:: WORK TO COMPLETE ::
Pull out each line of the data that includes the word "will".
┌─ SUPPLIED MATERIAL
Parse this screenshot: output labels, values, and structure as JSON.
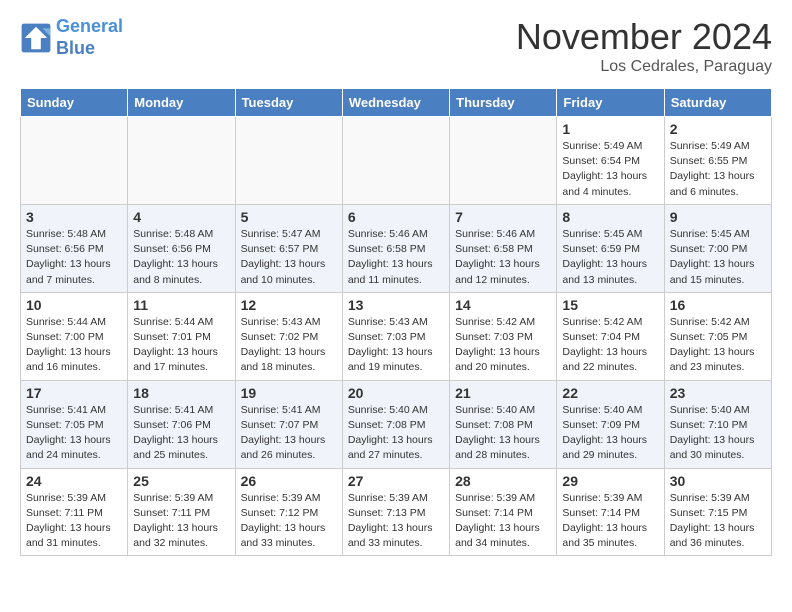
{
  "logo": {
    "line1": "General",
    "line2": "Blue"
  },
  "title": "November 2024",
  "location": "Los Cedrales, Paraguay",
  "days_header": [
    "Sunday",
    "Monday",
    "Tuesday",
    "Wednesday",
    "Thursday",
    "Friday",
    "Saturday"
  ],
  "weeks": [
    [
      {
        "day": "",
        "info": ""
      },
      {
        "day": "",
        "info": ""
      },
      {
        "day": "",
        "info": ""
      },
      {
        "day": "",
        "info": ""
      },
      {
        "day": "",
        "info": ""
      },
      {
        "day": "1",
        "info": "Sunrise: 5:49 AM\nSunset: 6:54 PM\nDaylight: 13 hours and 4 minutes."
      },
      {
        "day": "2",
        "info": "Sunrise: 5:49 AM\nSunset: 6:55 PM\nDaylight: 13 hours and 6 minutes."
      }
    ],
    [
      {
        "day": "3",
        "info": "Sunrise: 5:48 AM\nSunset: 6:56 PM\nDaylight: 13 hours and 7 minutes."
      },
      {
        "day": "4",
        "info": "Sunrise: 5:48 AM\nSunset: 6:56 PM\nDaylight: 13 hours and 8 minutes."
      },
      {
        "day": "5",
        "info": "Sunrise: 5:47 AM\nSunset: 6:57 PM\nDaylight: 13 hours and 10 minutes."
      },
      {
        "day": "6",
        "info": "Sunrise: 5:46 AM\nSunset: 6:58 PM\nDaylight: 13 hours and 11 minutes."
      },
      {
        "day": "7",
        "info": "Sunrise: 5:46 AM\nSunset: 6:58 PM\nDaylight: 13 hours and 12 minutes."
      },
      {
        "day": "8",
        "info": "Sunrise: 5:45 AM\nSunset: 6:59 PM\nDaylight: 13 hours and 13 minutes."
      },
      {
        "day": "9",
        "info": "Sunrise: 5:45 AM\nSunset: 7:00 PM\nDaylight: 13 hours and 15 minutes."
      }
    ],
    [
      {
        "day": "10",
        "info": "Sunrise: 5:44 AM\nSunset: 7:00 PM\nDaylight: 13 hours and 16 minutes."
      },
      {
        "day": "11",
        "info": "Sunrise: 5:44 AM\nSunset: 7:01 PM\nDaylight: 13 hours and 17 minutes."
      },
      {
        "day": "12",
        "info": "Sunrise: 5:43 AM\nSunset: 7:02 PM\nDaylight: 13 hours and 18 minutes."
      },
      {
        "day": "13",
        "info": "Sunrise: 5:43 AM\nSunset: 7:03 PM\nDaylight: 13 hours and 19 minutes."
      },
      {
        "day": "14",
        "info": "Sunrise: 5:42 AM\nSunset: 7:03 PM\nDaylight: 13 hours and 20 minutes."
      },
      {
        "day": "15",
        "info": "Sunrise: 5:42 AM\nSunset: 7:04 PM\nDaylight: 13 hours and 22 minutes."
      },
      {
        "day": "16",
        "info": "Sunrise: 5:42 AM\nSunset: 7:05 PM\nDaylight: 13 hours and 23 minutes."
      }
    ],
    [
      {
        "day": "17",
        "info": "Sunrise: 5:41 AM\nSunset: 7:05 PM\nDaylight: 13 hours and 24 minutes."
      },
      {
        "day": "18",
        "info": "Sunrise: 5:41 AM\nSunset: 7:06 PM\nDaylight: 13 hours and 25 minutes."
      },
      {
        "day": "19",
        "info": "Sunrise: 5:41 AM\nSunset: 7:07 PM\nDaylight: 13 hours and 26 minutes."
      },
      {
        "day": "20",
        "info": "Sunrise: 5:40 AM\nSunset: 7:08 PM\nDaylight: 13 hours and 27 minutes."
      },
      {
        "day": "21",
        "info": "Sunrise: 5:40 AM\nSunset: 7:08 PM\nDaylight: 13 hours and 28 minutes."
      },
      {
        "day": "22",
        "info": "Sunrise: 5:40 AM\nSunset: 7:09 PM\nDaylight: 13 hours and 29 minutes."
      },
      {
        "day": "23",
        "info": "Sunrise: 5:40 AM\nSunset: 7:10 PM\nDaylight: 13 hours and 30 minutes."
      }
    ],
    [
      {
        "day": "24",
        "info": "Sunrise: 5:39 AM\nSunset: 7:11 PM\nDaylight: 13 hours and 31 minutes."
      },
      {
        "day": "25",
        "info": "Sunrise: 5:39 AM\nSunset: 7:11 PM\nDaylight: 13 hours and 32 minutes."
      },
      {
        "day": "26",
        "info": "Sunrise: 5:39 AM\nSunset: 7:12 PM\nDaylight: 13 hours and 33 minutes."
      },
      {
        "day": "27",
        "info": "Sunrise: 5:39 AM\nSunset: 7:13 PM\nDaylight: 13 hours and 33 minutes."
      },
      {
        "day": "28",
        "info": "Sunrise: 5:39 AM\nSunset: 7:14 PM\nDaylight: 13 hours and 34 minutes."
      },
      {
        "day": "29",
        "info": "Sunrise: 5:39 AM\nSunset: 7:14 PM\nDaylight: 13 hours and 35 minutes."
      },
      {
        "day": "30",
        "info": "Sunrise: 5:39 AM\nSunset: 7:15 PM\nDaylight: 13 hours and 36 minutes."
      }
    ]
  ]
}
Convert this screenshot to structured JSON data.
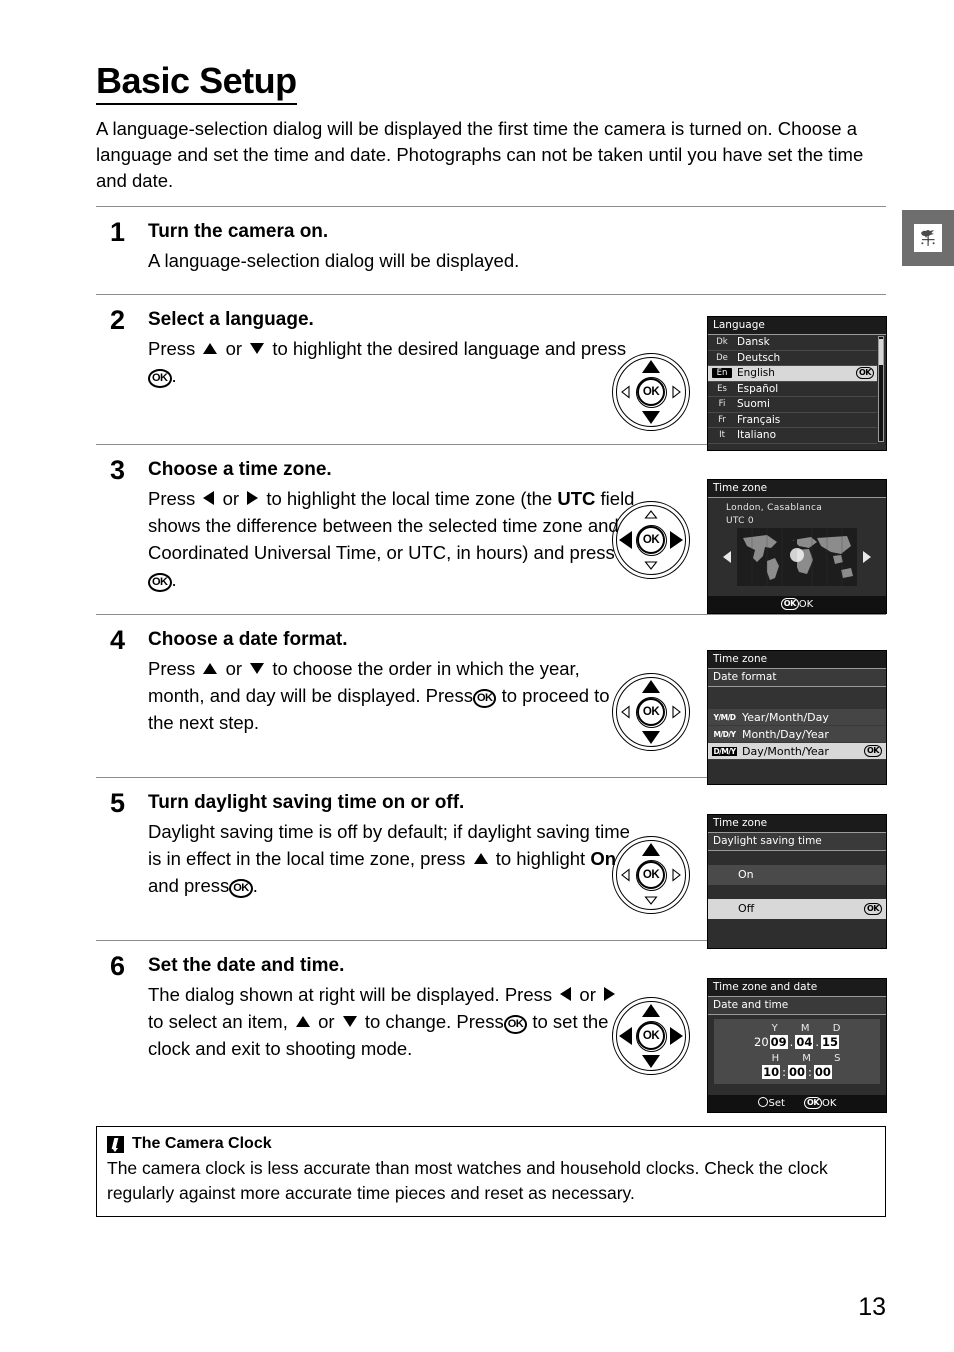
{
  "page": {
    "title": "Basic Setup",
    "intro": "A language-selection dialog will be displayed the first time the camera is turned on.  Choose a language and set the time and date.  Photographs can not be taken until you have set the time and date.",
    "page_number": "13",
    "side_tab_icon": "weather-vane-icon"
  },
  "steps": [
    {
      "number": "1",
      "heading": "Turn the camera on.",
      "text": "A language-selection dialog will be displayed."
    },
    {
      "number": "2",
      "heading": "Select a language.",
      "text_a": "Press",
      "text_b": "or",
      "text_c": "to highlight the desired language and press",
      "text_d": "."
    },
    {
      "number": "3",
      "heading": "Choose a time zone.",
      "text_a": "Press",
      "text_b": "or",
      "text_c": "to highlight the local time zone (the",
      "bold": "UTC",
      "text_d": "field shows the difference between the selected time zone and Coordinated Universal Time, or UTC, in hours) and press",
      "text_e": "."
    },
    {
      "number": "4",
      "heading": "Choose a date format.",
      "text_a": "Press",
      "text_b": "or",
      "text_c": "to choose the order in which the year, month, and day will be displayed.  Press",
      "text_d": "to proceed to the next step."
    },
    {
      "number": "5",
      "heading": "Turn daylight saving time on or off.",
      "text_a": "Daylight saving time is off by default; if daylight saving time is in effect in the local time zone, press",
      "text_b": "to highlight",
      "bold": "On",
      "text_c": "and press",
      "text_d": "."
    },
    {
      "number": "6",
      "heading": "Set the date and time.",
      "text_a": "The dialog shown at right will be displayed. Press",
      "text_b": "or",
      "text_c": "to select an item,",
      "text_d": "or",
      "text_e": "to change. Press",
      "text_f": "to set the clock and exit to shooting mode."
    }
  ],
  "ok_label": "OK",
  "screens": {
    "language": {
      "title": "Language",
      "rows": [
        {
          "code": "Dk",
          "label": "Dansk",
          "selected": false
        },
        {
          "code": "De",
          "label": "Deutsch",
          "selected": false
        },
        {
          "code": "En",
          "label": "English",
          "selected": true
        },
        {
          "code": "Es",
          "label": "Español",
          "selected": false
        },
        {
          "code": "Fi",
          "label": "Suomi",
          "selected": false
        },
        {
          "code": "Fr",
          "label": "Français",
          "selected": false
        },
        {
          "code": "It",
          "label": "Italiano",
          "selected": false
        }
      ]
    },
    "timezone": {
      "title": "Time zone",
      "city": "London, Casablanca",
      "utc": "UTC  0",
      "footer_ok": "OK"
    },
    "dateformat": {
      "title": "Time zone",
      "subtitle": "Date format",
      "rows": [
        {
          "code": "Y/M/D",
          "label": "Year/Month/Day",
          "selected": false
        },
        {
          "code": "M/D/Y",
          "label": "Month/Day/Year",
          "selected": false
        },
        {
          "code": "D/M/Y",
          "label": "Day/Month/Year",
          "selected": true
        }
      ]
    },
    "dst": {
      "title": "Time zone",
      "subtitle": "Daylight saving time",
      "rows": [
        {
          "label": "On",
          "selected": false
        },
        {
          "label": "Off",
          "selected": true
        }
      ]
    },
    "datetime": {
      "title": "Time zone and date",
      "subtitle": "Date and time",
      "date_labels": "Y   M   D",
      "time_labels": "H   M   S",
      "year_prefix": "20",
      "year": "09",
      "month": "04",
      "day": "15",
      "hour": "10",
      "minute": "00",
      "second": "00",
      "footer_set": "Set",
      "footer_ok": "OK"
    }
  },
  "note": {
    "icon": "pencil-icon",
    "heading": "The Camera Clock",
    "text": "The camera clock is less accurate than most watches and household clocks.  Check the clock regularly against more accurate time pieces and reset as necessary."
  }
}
└─
:: PROBLEM SOLUTION ::
    "intro": "A language-selection dialog will be displayed the first time the camera is turned on.  Choose a language and set the time and date.  Photographs can not be taken until you have set the time and date.",
      "text": "A language-selection dialog will be displayed."
      "text_c": "to choose the order in which the year, month, and day will be displayed.  Press",
      "text_a": "The dialog shown at right will be displayed. Press",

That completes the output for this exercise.